Short exercise. Return a copy of every line in the records that includes the word "subtitle".
--------------------
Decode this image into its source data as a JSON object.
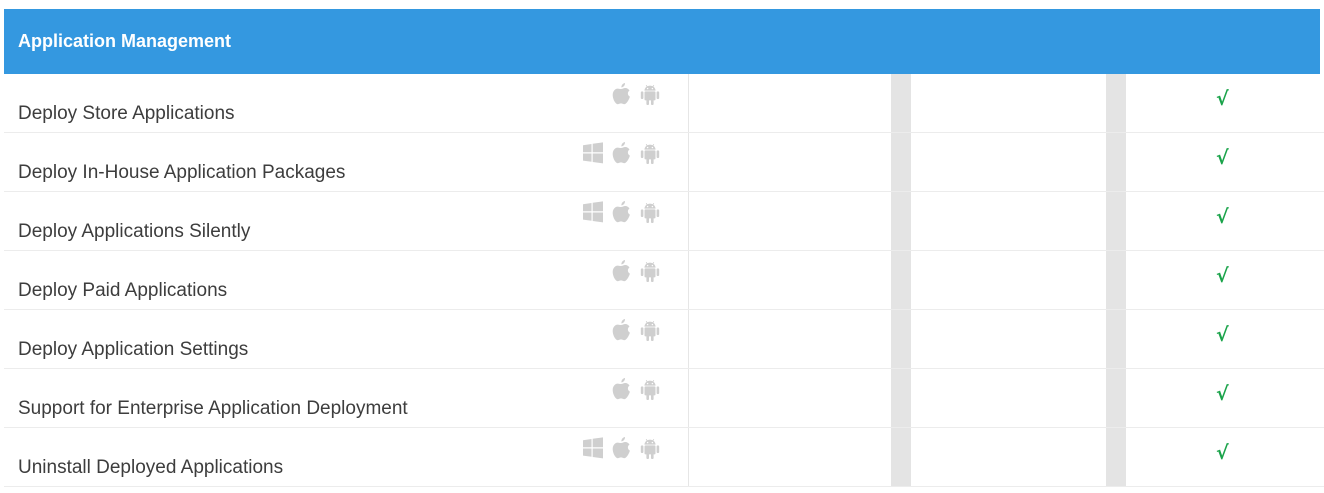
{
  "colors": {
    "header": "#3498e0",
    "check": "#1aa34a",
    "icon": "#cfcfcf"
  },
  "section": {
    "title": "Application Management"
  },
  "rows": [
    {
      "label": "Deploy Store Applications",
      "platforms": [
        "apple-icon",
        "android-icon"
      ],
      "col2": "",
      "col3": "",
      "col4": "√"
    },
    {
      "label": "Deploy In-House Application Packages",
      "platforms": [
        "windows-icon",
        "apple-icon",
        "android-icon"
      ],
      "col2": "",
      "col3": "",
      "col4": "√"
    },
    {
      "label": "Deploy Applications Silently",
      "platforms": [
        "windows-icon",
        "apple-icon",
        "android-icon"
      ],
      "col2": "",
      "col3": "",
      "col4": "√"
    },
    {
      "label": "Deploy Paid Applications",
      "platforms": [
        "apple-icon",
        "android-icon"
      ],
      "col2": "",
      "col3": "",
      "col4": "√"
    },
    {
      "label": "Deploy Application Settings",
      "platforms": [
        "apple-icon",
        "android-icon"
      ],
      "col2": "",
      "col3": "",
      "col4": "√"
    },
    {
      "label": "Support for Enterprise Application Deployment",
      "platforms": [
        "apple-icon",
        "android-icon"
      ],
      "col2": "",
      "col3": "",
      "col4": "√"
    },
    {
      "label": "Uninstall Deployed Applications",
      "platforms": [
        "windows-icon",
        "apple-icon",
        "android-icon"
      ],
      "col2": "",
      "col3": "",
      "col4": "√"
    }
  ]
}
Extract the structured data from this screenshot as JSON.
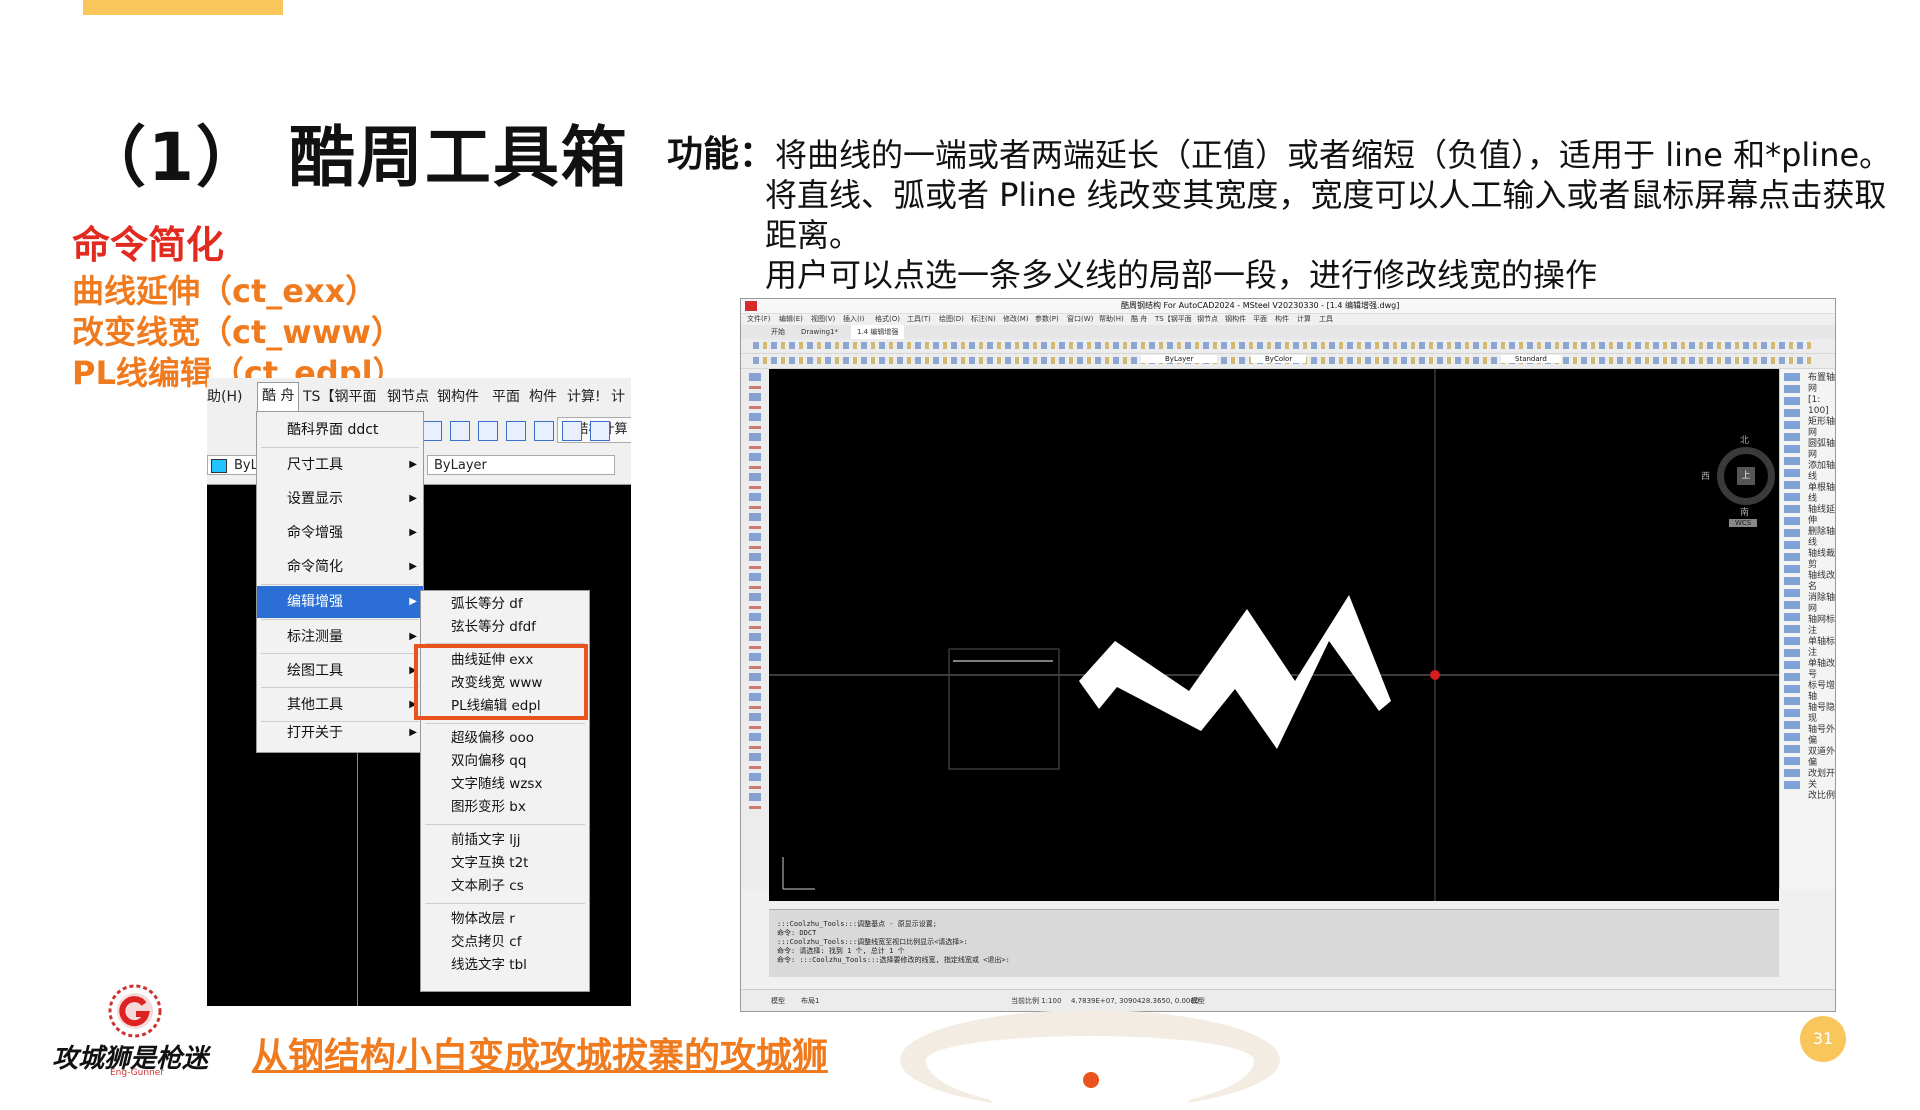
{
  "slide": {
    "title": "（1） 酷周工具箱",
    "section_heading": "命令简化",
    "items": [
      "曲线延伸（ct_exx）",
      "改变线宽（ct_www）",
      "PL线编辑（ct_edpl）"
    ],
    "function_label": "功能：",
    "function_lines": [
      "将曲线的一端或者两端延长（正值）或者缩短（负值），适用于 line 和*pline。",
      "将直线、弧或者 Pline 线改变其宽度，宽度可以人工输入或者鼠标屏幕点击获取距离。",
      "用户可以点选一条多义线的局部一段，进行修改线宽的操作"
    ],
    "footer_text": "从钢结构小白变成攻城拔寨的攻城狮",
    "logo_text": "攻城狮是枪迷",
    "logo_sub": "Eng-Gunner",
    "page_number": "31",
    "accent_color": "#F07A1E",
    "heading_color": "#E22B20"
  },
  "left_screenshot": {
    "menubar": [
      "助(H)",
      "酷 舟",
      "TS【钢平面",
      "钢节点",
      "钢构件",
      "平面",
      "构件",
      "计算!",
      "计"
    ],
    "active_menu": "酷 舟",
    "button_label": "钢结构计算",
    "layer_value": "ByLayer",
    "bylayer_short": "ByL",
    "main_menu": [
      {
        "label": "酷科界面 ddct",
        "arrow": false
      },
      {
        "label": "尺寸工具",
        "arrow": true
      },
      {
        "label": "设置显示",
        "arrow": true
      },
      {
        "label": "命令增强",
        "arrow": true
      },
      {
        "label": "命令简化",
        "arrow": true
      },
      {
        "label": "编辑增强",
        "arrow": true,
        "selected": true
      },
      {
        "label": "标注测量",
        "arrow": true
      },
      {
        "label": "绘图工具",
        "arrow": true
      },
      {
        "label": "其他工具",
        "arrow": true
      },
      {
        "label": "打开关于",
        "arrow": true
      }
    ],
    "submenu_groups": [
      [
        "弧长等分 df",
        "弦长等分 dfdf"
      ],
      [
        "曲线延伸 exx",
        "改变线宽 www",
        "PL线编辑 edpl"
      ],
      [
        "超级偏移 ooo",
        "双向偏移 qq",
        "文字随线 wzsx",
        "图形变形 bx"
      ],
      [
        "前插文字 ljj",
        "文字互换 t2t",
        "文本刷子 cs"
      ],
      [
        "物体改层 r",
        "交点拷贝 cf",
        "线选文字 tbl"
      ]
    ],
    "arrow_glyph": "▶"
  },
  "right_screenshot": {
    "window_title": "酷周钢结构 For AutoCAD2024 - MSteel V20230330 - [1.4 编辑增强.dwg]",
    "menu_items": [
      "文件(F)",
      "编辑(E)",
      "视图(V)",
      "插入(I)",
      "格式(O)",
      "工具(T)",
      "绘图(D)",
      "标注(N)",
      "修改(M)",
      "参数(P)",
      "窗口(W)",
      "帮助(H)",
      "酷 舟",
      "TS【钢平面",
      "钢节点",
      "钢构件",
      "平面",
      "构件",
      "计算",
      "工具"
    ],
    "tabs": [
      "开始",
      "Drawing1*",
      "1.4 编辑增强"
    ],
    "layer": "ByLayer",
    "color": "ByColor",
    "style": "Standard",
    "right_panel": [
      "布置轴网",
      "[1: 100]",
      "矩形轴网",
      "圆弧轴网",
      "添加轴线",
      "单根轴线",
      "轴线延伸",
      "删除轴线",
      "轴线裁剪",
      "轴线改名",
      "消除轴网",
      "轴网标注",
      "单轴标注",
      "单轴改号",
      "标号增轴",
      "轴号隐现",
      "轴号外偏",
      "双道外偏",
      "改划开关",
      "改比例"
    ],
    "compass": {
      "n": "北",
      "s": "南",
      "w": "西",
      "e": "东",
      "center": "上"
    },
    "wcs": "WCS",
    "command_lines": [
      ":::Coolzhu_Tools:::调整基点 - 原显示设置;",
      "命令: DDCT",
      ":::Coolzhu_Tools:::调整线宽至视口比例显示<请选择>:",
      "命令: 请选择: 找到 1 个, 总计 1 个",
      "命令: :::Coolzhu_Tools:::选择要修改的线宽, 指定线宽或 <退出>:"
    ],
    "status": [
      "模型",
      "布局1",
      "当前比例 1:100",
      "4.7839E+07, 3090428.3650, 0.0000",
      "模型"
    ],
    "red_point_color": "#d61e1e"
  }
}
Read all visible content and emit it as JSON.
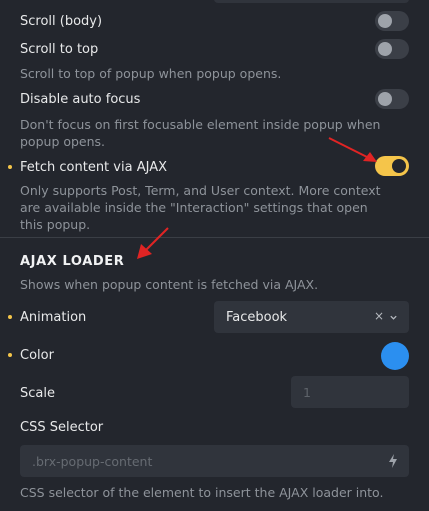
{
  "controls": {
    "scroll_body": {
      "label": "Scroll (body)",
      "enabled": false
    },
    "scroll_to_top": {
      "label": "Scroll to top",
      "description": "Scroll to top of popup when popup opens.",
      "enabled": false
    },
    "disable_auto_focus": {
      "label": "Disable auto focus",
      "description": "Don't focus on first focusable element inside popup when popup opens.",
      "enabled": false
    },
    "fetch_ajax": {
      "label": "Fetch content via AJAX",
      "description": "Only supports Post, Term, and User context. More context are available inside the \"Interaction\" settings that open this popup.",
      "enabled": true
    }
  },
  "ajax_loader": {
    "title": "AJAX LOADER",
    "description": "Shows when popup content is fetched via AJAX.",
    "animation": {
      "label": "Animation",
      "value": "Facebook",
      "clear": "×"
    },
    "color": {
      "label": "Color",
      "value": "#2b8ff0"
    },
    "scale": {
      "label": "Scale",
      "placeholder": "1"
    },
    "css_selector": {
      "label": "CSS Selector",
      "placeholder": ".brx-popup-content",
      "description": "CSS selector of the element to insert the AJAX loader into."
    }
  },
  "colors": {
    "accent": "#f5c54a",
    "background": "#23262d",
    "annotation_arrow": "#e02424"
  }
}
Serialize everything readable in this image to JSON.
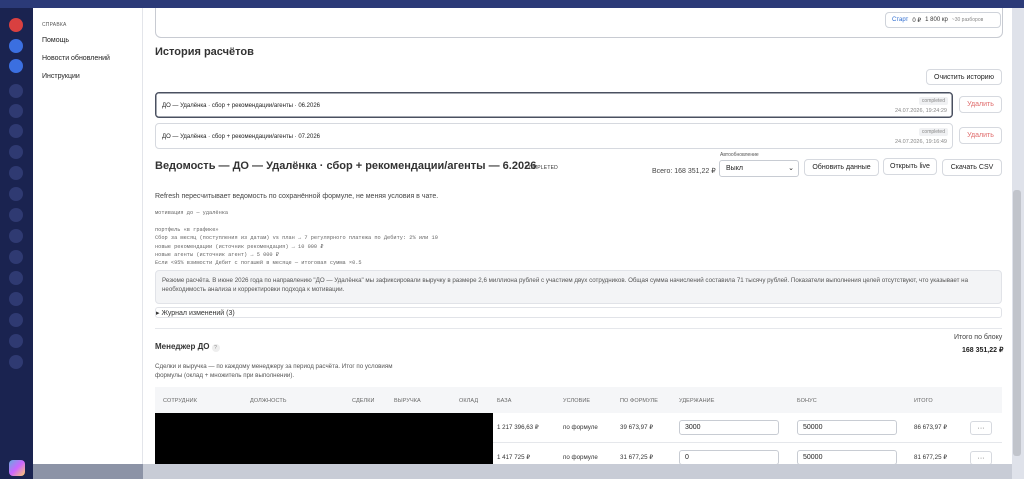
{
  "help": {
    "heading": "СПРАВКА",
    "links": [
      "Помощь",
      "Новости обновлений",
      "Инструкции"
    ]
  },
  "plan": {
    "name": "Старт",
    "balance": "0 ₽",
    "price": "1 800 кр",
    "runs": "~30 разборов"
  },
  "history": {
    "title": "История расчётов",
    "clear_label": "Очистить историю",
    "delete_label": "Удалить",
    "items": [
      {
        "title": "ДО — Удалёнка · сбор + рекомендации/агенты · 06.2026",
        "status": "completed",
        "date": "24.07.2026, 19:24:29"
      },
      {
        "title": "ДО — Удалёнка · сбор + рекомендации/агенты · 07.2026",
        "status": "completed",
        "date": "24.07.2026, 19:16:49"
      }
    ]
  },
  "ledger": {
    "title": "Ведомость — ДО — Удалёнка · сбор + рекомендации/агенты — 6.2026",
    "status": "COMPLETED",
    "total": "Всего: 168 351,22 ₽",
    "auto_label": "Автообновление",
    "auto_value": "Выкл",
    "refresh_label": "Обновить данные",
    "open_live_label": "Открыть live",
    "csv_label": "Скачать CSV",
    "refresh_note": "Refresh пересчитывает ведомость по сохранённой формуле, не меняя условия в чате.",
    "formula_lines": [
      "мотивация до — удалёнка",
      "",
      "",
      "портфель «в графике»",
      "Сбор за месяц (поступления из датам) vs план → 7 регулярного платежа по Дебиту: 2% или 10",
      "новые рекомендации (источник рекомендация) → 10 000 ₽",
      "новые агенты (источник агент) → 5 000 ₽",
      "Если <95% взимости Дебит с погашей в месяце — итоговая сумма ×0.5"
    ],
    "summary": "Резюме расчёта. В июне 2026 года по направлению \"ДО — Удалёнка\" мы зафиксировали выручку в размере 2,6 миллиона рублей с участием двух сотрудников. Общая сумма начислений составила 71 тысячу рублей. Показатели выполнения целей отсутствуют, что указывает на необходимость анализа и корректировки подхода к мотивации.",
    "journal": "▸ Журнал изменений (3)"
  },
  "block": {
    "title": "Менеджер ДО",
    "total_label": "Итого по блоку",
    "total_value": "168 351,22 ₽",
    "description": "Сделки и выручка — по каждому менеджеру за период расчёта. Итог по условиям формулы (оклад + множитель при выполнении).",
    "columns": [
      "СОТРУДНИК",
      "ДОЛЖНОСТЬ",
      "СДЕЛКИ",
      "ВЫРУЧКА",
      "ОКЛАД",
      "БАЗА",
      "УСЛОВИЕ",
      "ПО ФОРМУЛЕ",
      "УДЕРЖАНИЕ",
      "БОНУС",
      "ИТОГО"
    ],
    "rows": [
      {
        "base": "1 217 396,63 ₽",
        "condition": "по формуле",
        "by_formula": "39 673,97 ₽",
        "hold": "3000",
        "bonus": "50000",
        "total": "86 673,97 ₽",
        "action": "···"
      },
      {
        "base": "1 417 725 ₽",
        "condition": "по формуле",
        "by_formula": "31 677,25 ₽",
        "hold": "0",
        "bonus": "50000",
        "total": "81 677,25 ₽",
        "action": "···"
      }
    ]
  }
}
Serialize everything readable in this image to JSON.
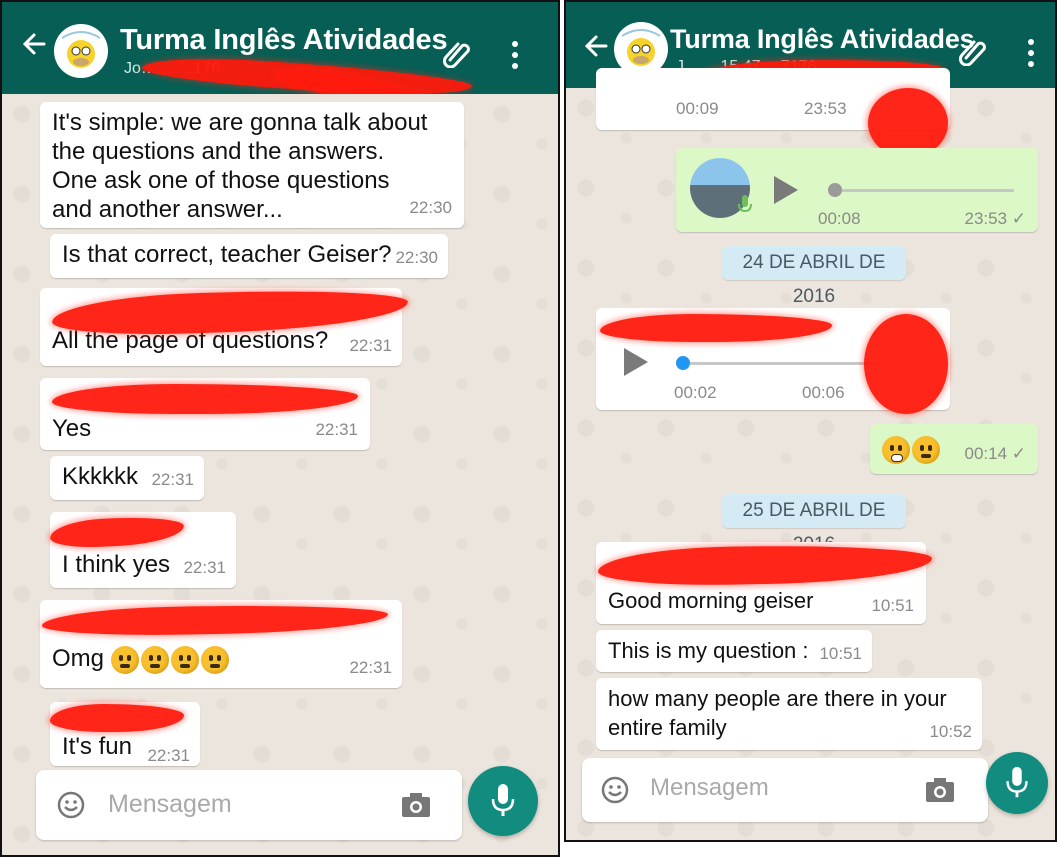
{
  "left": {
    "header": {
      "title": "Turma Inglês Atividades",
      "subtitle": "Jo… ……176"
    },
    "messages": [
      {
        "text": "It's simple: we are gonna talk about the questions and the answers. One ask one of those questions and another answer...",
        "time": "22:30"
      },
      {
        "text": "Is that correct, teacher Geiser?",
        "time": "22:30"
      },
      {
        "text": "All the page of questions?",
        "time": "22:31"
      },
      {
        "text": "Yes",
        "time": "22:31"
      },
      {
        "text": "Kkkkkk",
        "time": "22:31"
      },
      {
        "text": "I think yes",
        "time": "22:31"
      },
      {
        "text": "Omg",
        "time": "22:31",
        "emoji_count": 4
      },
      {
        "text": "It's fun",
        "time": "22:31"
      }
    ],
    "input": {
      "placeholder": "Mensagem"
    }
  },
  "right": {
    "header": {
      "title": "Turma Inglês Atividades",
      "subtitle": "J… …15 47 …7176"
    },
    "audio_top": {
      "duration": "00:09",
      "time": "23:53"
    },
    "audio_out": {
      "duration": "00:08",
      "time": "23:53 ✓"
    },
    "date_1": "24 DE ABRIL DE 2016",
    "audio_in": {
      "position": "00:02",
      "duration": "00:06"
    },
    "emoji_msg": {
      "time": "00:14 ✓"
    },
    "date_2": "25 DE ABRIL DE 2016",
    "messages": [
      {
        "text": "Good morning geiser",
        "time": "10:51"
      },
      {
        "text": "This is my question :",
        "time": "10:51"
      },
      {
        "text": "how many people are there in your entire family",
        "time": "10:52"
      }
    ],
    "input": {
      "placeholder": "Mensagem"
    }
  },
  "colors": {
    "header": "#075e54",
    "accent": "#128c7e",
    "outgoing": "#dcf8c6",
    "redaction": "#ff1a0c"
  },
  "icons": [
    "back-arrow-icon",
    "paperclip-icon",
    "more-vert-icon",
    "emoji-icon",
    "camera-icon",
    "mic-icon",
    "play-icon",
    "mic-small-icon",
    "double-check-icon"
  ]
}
--------------------
Written response.
      "subtitle": "Jo… ……176"
      "subtitle": "J… …15 47 …7176"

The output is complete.